Source excerpt:
▼

Enhance your dynamic memory allocation with an undocumented MFC class

lano1106

4.88/5 (76 votes)

Jan 5, 2006

13 min read

126392

1016

This article describes how to improve dynamic allocation performance on a class basis in a non-intrusive way with an undocumented MFC utility class.

Download source - 47.2 Kb

Introduction
Why use alternatives to malloc/free, new/delete
Limitations of other alternatives
Anatomy of CFixedAlloc
How to use CFixedAlloc
The demo program
Suggestions
Conclusion
Bibliography
History

Introduction

I never stop to be amazed by what you can find by browsing the MFC source code files. My latest discovery is rather spectacular. It consists of a small utility class that allows modifying how objects for a given class are dynamically allocated. This class is CFixecAlloc. It is used inside the famous CString class to allocate string buffers. Using CFixedAlloc with the existing code requires very minimal changes and strives surprising improvements in performance. In this article, I will discuss CRT dynamic allocation overheads, usual alternatives to CRT shortcomings, the anatomy of the CFixedAlloc class, how to use CFixedAlloc in your programs, and finally, I will present a demo application so you can see by yourself what CFixedAlloc can do for your programs.

Why use alternatives to malloc/free, new/delete

It is a well known fact that dynamic memory allocation is expensive. It incurs performance overhead both in execution time and in space. If you need to be convinced, just take a peak in the malloc.c file provided with the CRT source code files. malloc() function is a complex function that takes some time to be executed. Concerning the space overhead, the subject is a bit complex. Here is an overview. Depending on the version of VC++ you are using when you compile your program, and the Windows version where your program is running, a different version of heap will be used. This is out of scope for this article but if you are curious about how CRT chooses the heap version, you can find the function __heap_select() in the heapinit.c file. In the CRT winheap.h header file, three heap versions are defined:

__SYSTEM_HEAP
__V5_HEAP
__V6_HEAP

V5 and V6 heap versions map to heap implementations private to the CRT library while the system heap maps directly to the Win32 heap services (HeapCreate(), HeapAlloc(), etc.). What is interesting about the V5 and V6 versions is that you can know exactly what is the space overhead for these heaps by looking at the CRT source code. For example, you can find this statement for the V6 heap:

// add 8 bytes entry overhead and round up to next para size
sizeEntry = (intSize + 2 * (int)sizeof(int) + 
            (BYTES_PER_PARA - 1)) & ~(BYTES_PER_PARA - 1);

BYTES_PER_PARA equals 16 bytes. This is a huge overhead. Consider the case where you would request twelve bytes. The CRT would reserve 32 bytes for this request. This is more than the double of what you requested! Unfortunately (or fortunately, it depends on your perspective), the V5 and the V6 heap are nowadays rarely used and we cannot know for sure what is the HeapAlloc() overhead because we do not have access to this source code. However, it is a very good assumption that there is an overhead. Microsoft states this fact in the HeapCreate() documentation:

The system uses memory from the private heap to store heap support structures, so not all of the specified heap size is available to the process. For example, if the HeapAlloc function requests 64 kilobytes (K) from a heap with a maximum size of 64K, the request may fail because of system overhead.

▲

Information given:
▼

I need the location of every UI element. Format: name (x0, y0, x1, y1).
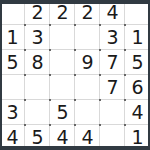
cell-r4c1[interactable] (0, 75, 25, 100)
cell-r2c3[interactable] (50, 25, 75, 50)
cell-r3c2[interactable]: 8 (25, 50, 50, 75)
cell-r3c1[interactable]: 5 (0, 50, 25, 75)
cell-r4c3[interactable] (50, 75, 75, 100)
cell-r2c1[interactable]: 1 (0, 25, 25, 50)
cell-r1c3[interactable]: 2 (50, 0, 75, 25)
cell-r2c6[interactable]: 1 (125, 25, 150, 50)
cell-r5c5[interactable] (100, 100, 125, 125)
mosaic-board: 22241331589757635445441 (0, 0, 150, 150)
cell-r5c6[interactable]: 4 (125, 100, 150, 125)
cell-r4c2[interactable] (25, 75, 50, 100)
cell-r2c5[interactable]: 3 (100, 25, 125, 50)
cell-r3c6[interactable]: 5 (125, 50, 150, 75)
cell-r2c4[interactable] (75, 25, 100, 50)
cell-r6c1[interactable]: 4 (0, 125, 25, 150)
cell-r3c5[interactable]: 7 (100, 50, 125, 75)
cell-r3c4[interactable]: 9 (75, 50, 100, 75)
cell-r1c5[interactable]: 4 (100, 0, 125, 25)
cell-r2c2[interactable]: 3 (25, 25, 50, 50)
cell-r3c3[interactable] (50, 50, 75, 75)
cell-r1c2[interactable]: 2 (25, 0, 50, 25)
cell-r4c5[interactable]: 7 (100, 75, 125, 100)
cell-r5c4[interactable] (75, 100, 100, 125)
cell-r4c6[interactable]: 6 (125, 75, 150, 100)
cell-r5c2[interactable] (25, 100, 50, 125)
cell-r6c4[interactable]: 4 (75, 125, 100, 150)
cell-r6c6[interactable]: 1 (125, 125, 150, 150)
cell-r5c1[interactable]: 3 (0, 100, 25, 125)
cell-grid: 22241331589757635445441 (0, 0, 150, 150)
cell-r1c1[interactable] (0, 0, 25, 25)
cell-r5c3[interactable]: 5 (50, 100, 75, 125)
cell-r6c2[interactable]: 5 (25, 125, 50, 150)
cell-r1c6[interactable] (125, 0, 150, 25)
cell-r6c5[interactable] (100, 125, 125, 150)
cell-r6c3[interactable]: 4 (50, 125, 75, 150)
cell-r1c4[interactable]: 2 (75, 0, 100, 25)
cell-r4c4[interactable] (75, 75, 100, 100)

▲

Set tasks:
a – List every CRT source file that the CFixedAlloc article names.
b – Print everything in the CFixedAlloc article from "BYTES_PER_PARA equals 16" down to "of system overhead.", unchanged.

Final answers:
a –
- malloc.c
- heapinit.c
- winheap.h

b –
BYTES_PER_PARA equals 16 bytes. This is a huge overhead. Consider the case where you would request twelve bytes. The CRT would reserve 32 bytes for this request. This is more than the double of what you requested! Unfortunately (or fortunately, it depends on your perspective), the V5 and the V6 heap are nowadays rarely used and we cannot know for sure what is the HeapAlloc() overhead because we do not have access to this source code. However, it is a very good assumption that there is an overhead. Microsoft states this fact in the HeapCreate() documentation:

The system uses memory from the private heap to store heap support structures, so not all of the specified heap size is available to the process. For example, if the HeapAlloc function requests 64 kilobytes (K) from a heap with a maximum size of 64K, the request may fail because of system overhead.